■ **Required task A**
Reproduce, word for word, the part of the interview passage that opens with the words "Another thing that" and closes with "for various reasons.".

┄┄┄┄┄┄

I grew up in Portola Valley in the Bay area, near Stanford University in Palo Alto, so I’d always had the name in my mind. But I didn’t really know who Portolá was or what the Portolá expedition achieved beyond being the first Europeans to glimpse San Francisco Bay. I had always imagined they had come over the Santa Cruz Mountains in my town, because why else would you name it Portola Valley? I was disabused of that notion only as an adult, so the whole book is a project to learn the history that I should’ve learned as a kid, should’ve been more interested in, and should’ve been taught.
Another thing that set it in motion is in my first book, Coast Range. I was writing an essay about the madrone, a lovely tree we have up and down the Northern California coast, and I learned it had been given its name by the Portolá expedition. It’s mentioned in the journals of Padre Juan Crespí. That was sort of a revelation to me. I wondered what else the expedition had named, what they had seen, and the idea for this long walk became clear. I felt in my bones that I was going to take it on. I had dreamed of doing something like the Pacific Crest Trail, and this seemed like a more original walk and project for various reasons.
The whole book is a project to learn the history that I should’ve learned as a kid, should’ve been more interested in, and should’ve been taught.
It’s different in a lot of ways from the PCT, isn’t it? So much of the territory you cover from San Diego to San Francisco Bay is urban.
Yes, and that was definitely part of the appeal. In studying environmental literature in college and then in graduate school, one of the things that was often discussed and lamented was that there’s not a lot of strong environmental writing — especially literary environmental writing — set in urban settings, which is really needed because that’s where people live. That’s where we need to see our environment for what it is, and to see it closely. That’s where people can truly connect. We can’t all drive outside of the city limit. So this seemed like an opportunity to tackle that problem head-on.

┄┄┄┄┄┄

■ **Required task B**
Transcribe the rows word for word, from the first row down to and including the line that contains "table-row: 18000179730.14-0.19 xyxy=(412,358,756,386)".

(Stored data entries)
┄┄┄┄┄┄

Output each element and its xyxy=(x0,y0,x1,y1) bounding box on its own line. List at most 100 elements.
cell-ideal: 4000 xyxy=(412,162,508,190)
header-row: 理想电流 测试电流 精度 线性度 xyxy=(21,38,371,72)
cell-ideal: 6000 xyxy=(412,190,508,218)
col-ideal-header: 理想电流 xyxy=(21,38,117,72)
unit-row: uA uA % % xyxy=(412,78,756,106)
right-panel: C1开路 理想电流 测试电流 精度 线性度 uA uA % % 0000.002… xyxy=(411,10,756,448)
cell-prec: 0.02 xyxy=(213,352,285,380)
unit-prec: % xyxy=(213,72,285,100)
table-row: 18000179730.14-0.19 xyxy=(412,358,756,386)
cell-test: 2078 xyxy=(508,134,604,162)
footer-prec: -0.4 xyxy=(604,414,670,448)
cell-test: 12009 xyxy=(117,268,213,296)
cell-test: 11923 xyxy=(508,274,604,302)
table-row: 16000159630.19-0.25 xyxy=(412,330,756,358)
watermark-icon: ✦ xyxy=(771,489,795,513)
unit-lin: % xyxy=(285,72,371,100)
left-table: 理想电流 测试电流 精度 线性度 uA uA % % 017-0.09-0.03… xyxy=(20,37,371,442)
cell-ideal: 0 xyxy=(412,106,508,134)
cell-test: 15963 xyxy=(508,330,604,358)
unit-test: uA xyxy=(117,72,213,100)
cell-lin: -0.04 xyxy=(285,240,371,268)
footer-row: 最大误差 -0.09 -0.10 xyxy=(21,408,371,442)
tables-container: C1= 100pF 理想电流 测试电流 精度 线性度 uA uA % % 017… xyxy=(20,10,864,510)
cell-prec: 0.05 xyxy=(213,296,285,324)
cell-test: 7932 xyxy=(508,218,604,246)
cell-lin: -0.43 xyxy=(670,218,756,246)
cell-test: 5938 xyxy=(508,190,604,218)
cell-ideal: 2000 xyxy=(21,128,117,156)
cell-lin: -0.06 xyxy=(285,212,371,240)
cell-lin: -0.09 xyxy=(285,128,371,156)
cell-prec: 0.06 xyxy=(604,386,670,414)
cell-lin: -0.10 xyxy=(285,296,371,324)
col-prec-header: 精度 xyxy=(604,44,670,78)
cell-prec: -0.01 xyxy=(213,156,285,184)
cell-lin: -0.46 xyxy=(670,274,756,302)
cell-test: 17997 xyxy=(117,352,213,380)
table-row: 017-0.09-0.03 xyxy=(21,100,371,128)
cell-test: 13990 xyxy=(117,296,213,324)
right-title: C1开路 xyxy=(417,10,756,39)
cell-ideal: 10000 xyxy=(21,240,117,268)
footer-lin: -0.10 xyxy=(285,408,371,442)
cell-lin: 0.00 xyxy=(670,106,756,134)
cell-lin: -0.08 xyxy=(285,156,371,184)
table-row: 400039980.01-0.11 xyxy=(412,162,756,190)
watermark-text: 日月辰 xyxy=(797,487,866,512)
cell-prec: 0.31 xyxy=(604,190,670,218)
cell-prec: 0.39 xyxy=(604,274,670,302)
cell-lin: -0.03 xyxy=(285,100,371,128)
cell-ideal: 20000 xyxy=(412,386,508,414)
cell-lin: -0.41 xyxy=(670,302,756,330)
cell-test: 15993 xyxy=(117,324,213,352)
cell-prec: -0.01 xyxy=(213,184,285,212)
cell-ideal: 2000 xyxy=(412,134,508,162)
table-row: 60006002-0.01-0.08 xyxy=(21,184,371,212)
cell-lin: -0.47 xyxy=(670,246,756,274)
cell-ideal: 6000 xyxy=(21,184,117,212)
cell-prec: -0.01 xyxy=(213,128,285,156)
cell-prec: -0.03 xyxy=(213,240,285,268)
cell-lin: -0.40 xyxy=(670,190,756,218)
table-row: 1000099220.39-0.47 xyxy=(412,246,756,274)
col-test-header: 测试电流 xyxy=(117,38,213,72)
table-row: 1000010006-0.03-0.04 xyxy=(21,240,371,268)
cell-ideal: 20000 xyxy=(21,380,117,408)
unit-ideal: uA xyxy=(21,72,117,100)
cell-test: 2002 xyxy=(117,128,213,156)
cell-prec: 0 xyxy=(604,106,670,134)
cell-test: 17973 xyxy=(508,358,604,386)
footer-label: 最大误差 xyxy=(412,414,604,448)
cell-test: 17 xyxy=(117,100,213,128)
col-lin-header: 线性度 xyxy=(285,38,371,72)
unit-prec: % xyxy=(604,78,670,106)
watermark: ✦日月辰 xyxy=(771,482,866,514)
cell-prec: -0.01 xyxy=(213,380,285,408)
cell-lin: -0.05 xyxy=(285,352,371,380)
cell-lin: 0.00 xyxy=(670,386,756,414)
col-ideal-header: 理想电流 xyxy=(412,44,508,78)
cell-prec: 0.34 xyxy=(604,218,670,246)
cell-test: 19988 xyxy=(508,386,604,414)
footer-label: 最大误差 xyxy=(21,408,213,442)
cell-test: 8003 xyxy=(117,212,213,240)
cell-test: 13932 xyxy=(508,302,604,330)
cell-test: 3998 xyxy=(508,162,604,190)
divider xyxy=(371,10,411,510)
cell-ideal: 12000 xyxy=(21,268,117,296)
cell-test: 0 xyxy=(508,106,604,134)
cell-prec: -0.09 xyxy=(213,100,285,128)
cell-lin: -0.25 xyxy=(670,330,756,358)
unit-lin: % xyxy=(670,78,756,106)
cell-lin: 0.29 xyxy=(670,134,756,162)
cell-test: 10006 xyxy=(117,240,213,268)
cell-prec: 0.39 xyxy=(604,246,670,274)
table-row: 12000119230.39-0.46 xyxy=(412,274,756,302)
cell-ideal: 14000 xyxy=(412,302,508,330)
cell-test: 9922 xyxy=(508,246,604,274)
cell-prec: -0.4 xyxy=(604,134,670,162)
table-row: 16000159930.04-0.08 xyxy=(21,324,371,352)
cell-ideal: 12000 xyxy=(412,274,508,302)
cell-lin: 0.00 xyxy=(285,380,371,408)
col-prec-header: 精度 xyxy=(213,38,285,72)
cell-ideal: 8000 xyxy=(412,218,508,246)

┄┄┄┄┄┄

■ **Written solution A**
Another thing that set it in motion is in my first book, Coast Range. I was writing an essay about the madrone, a lovely tree we have up and down the Northern California coast, and I learned it had been given its name by the Portolá expedition. It’s mentioned in the journals of Padre Juan Crespí. That was sort of a revelation to me. I wondered what else the expedition had named, what they had seen, and the idea for this long walk became clear. I felt in my bones that I was going to take it on. I had dreamed of doing something like the Pacific Crest Trail, and this seemed like a more original walk and project for various reasons.

■ **Written solution B**
Output each element and its xyxy=(x0,y0,x1,y1) bounding box on its own line. List at most 100 elements.
cell-ideal: 4000 xyxy=(412,162,508,190)
header-row: 理想电流 测试电流 精度 线性度 xyxy=(21,38,371,72)
cell-ideal: 6000 xyxy=(412,190,508,218)
col-ideal-header: 理想电流 xyxy=(21,38,117,72)
unit-row: uA uA % % xyxy=(412,78,756,106)
right-panel: C1开路 理想电流 测试电流 精度 线性度 uA uA % % 0000.002… xyxy=(411,10,756,448)
cell-prec: 0.02 xyxy=(213,352,285,380)
unit-prec: % xyxy=(213,72,285,100)
table-row: 18000179730.14-0.19 xyxy=(412,358,756,386)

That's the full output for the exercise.